### EXERCISE DESCRIPTION
Identify each line containing the word "JSON" and copy it.

-- Start of EXCERPTED DATA --

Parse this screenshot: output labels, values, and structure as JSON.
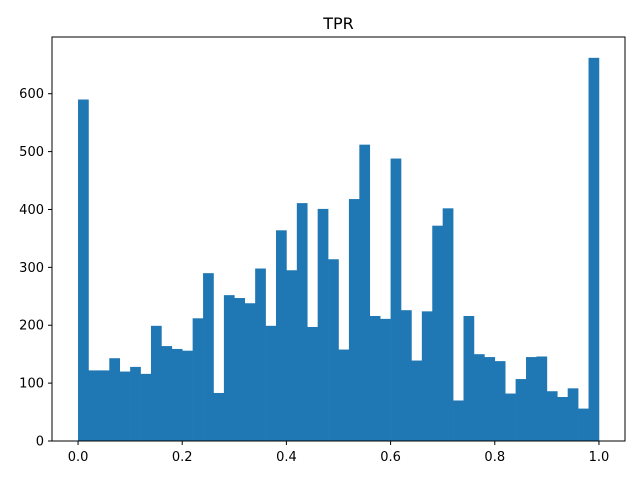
{
  "chart_data": {
    "type": "bar",
    "title": "TPR",
    "xlabel": "",
    "ylabel": "",
    "xlim": [
      -0.05,
      1.05
    ],
    "ylim": [
      0,
      698
    ],
    "bin_width": 0.02,
    "bin_start": 0.0,
    "values": [
      590,
      122,
      122,
      143,
      120,
      128,
      116,
      199,
      164,
      159,
      156,
      212,
      290,
      83,
      252,
      247,
      238,
      298,
      199,
      364,
      295,
      411,
      197,
      401,
      314,
      158,
      418,
      512,
      216,
      211,
      488,
      226,
      139,
      224,
      372,
      402,
      70,
      216,
      150,
      145,
      138,
      82,
      107,
      145,
      146,
      86,
      76,
      91,
      56,
      662
    ],
    "xticks": [
      0.0,
      0.2,
      0.4,
      0.6,
      0.8,
      1.0
    ],
    "xtick_labels": [
      "0.0",
      "0.2",
      "0.4",
      "0.6",
      "0.8",
      "1.0"
    ],
    "yticks": [
      0,
      100,
      200,
      300,
      400,
      500,
      600
    ],
    "ytick_labels": [
      "0",
      "100",
      "200",
      "300",
      "400",
      "500",
      "600"
    ],
    "bar_color": "#1f77b4",
    "grid": false,
    "legend": false
  }
}
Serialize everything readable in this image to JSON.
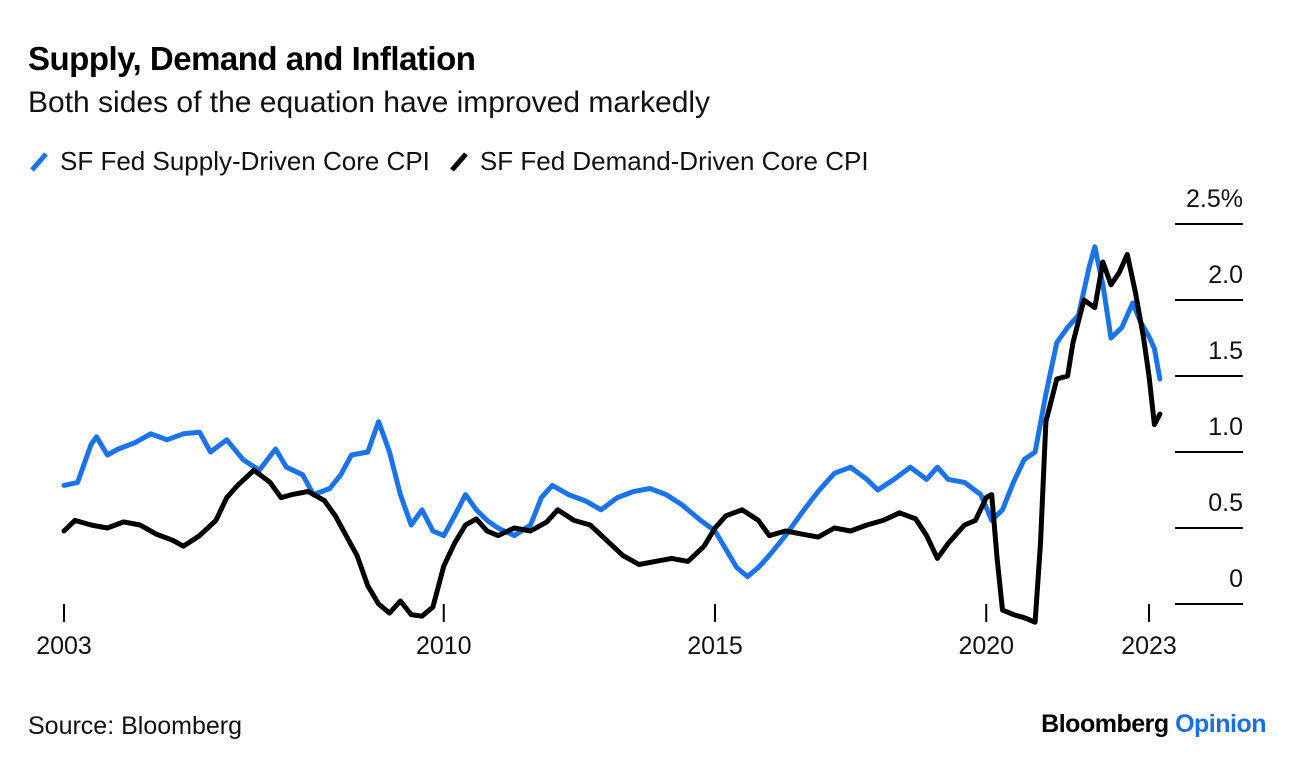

-- End of EXCERPTED DATA --

### OUTPUT FOR THIS EXERCISE
Parse this screenshot: output labels, values, and structure as JSON.
Serialize everything readable in this image to JSON.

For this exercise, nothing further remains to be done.